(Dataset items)
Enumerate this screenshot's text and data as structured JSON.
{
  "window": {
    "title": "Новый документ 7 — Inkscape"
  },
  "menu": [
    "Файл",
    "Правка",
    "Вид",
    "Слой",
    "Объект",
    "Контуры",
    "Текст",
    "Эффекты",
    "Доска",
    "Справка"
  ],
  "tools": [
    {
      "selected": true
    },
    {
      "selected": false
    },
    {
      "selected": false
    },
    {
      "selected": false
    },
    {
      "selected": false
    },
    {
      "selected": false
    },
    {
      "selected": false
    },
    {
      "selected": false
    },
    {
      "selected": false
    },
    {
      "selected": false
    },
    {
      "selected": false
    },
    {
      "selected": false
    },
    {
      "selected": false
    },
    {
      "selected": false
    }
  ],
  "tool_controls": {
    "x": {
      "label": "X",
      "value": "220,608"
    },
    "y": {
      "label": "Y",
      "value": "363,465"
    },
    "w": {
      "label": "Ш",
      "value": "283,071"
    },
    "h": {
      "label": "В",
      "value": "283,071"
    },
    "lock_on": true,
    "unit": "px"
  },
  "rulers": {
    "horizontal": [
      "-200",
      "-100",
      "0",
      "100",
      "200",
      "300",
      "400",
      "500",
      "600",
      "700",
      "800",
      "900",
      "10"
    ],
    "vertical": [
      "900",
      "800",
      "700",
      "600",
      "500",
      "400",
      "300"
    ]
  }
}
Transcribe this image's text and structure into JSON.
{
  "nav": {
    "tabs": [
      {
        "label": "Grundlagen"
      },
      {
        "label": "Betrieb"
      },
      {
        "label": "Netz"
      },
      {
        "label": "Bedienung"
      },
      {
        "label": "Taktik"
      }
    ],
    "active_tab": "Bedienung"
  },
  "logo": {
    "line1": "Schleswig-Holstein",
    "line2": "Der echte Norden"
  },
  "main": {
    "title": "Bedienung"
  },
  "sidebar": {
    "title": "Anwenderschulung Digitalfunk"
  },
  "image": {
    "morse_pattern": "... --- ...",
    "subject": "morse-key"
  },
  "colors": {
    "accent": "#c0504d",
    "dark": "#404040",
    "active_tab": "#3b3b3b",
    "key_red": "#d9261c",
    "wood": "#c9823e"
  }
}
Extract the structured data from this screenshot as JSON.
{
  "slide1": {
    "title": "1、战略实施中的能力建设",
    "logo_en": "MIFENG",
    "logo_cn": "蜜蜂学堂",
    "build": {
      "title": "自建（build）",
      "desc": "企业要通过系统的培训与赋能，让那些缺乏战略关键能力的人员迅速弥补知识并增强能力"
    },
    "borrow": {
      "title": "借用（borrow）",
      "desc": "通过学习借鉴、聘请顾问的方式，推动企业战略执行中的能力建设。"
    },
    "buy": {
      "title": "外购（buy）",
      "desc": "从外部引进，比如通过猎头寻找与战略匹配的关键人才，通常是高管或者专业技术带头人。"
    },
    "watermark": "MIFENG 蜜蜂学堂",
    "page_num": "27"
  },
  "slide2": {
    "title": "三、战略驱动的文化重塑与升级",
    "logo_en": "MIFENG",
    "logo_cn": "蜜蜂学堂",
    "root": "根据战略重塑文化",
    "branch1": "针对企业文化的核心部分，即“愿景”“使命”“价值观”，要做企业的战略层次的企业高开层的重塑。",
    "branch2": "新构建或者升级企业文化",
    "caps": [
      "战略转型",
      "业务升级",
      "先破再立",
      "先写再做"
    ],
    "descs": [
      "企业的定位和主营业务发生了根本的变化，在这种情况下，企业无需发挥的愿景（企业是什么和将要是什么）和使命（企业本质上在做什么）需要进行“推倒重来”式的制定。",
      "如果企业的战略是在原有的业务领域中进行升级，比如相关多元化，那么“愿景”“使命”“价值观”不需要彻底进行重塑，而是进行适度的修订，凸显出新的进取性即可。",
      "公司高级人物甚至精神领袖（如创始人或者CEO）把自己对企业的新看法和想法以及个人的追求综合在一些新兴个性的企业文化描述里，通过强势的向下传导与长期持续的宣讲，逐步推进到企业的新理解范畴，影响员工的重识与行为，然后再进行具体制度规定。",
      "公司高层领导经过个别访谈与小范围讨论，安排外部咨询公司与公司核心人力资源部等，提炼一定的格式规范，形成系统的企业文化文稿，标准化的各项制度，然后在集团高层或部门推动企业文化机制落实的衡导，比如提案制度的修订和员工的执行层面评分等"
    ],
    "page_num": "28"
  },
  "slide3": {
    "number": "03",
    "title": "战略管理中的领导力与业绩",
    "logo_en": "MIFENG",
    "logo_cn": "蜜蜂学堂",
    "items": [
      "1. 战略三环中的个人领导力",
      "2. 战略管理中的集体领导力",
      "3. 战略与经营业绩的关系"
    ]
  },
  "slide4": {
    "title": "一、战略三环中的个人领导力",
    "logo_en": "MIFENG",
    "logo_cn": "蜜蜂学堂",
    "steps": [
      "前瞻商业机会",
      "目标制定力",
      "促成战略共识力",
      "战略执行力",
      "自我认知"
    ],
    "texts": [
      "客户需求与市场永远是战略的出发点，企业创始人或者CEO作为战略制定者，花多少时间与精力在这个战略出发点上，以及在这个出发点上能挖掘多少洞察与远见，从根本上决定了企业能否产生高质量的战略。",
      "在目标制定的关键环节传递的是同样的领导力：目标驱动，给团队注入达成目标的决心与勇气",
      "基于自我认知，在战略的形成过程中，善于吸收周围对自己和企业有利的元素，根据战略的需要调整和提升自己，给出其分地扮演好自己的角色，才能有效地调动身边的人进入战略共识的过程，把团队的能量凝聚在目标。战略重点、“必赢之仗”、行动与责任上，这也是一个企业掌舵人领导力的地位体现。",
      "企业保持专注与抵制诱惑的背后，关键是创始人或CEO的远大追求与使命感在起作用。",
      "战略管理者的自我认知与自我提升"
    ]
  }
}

(Aim of the exercise) In the listing above, find each line with the word "JSON" and copy it.

(Solution to this task)
Enumerate this screenshot's text and data as structured JSON.
Transcribe this image's text and structure into JSON.
Extract the structured data from this screenshot as JSON.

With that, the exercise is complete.